### Given task
Print each line exactly as it is given.

Extracted records
——

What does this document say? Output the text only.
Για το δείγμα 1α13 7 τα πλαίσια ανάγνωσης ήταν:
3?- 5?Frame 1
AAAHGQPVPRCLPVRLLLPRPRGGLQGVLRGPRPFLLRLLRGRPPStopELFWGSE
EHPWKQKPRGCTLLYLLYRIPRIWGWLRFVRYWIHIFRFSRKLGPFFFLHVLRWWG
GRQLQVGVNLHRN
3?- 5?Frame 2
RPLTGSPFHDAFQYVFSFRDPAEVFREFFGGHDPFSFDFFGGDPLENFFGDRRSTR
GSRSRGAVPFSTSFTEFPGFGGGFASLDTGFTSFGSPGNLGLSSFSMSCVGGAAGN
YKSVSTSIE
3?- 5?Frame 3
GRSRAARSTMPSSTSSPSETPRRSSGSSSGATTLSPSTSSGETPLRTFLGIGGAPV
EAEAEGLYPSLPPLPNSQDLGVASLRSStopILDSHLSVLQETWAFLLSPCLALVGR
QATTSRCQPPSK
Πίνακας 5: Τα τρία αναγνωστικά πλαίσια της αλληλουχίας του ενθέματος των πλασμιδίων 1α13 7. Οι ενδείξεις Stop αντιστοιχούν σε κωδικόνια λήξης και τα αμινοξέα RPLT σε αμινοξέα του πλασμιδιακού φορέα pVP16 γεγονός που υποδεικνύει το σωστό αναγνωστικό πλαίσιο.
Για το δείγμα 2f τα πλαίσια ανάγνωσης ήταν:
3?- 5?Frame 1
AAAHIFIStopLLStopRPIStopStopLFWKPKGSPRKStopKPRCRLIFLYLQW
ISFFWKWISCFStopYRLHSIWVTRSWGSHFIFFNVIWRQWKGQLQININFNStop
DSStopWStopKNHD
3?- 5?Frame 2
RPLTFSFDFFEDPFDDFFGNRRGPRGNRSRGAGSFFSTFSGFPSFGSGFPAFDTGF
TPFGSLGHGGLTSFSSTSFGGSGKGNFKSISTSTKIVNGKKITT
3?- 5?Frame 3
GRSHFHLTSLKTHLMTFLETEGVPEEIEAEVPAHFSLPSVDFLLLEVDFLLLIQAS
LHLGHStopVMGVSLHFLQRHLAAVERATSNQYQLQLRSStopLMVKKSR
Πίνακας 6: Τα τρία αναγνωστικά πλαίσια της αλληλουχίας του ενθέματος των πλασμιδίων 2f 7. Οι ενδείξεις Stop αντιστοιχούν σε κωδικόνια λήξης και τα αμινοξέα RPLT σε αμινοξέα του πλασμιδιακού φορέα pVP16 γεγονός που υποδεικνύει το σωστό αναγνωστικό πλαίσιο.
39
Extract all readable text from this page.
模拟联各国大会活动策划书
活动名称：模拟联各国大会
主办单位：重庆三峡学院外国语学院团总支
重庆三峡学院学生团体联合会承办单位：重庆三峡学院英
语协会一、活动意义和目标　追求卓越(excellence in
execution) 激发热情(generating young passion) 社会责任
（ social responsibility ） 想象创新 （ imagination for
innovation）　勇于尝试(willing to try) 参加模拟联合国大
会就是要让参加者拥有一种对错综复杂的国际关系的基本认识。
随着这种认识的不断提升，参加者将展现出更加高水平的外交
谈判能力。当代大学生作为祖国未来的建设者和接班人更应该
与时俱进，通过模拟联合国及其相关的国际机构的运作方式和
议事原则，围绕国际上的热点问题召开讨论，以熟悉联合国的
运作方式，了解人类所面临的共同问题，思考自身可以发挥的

——

### Solution to this problem
What does this document say? Output the text only.
Για το δείγμα 1α13 7 τα πλαίσια ανάγνωσης ήταν:
3?- 5?Frame 1
AAAHGQPVPRCLPVRLLLPRPRGGLQGVLRGPRPFLLRLLRGRPPStopELFWGSE
EHPWKQKPRGCTLLYLLYRIPRIWGWLRFVRYWIHIFRFSRKLGPFFFLHVLRWWG
GRQLQVGVNLHRN
3?- 5?Frame 2
RPLTGSPFHDAFQYVFSFRDPAEVFREFFGGHDPFSFDFFGGDPLENFFGDRRSTR
GSRSRGAVPFSTSFTEFPGFGGGFASLDTGFTSFGSPGNLGLSSFSMSCVGGAAGN
YKSVSTSIE
3?- 5?Frame 3
GRSRAARSTMPSSTSSPSETPRRSSGSSSGATTLSPSTSSGETPLRTFLGIGGAPV
EAEAEGLYPSLPPLPNSQDLGVASLRSStopILDSHLSVLQETWAFLLSPCLALVGR
QATTSRCQPPSK
Πίνακας 5: Τα τρία αναγνωστικά πλαίσια της αλληλουχίας του ενθέματος των πλασμιδίων 1α13 7. Οι ενδείξεις Stop αντιστοιχούν σε κωδικόνια λήξης και τα αμινοξέα RPLT σε αμινοξέα του πλασμιδιακού φορέα pVP16 γεγονός που υποδεικνύει το σωστό αναγνωστικό πλαίσιο.
Για το δείγμα 2f τα πλαίσια ανάγνωσης ήταν:
3?- 5?Frame 1
AAAHIFIStopLLStopRPIStopStopLFWKPKGSPRKStopKPRCRLIFLYLQW
ISFFWKWISCFStopYRLHSIWVTRSWGSHFIFFNVIWRQWKGQLQININFNStop
DSStopWStopKNHD
3?- 5?Frame 2
RPLTFSFDFFEDPFDDFFGNRRGPRGNRSRGAGSFFSTFSGFPSFGSGFPAFDTGF
TPFGSLGHGGLTSFSSTSFGGSGKGNFKSISTSTKIVNGKKITT
3?- 5?Frame 3
GRSHFHLTSLKTHLMTFLETEGVPEEIEAEVPAHFSLPSVDFLLLEVDFLLLIQAS
LHLGHStopVMGVSLHFLQRHLAAVERATSNQYQLQLRSStopLMVKKSR
Πίνακας 6: Τα τρία αναγνωστικά πλαίσια της αλληλουχίας του ενθέματος των πλασμιδίων 2f 7. Οι ενδείξεις Stop αντιστοιχούν σε κωδικόνια λήξης και τα αμινοξέα RPLT σε αμινοξέα του πλασμιδιακού φορέα pVP16 γεγονός που υποδεικνύει το σωστό αναγνωστικό πλαίσιο.
39
Extract all readable text from this page.
模拟联各国大会活动策划书
活动名称：模拟联各国大会
主办单位：重庆三峡学院外国语学院团总支
重庆三峡学院学生团体联合会承办单位：重庆三峡学院英
语协会一、活动意义和目标　追求卓越(excellence in
execution) 激发热情(generating young passion) 社会责任
（ social responsibility ） 想象创新 （ imagination for
innovation）　勇于尝试(willing to try) 参加模拟联合国大
会就是要让参加者拥有一种对错综复杂的国际关系的基本认识。
随着这种认识的不断提升，参加者将展现出更加高水平的外交
谈判能力。当代大学生作为祖国未来的建设者和接班人更应该
与时俱进，通过模拟联合国及其相关的国际机构的运作方式和
议事原则，围绕国际上的热点问题召开讨论，以熟悉联合国的
运作方式，了解人类所面临的共同问题，思考自身可以发挥的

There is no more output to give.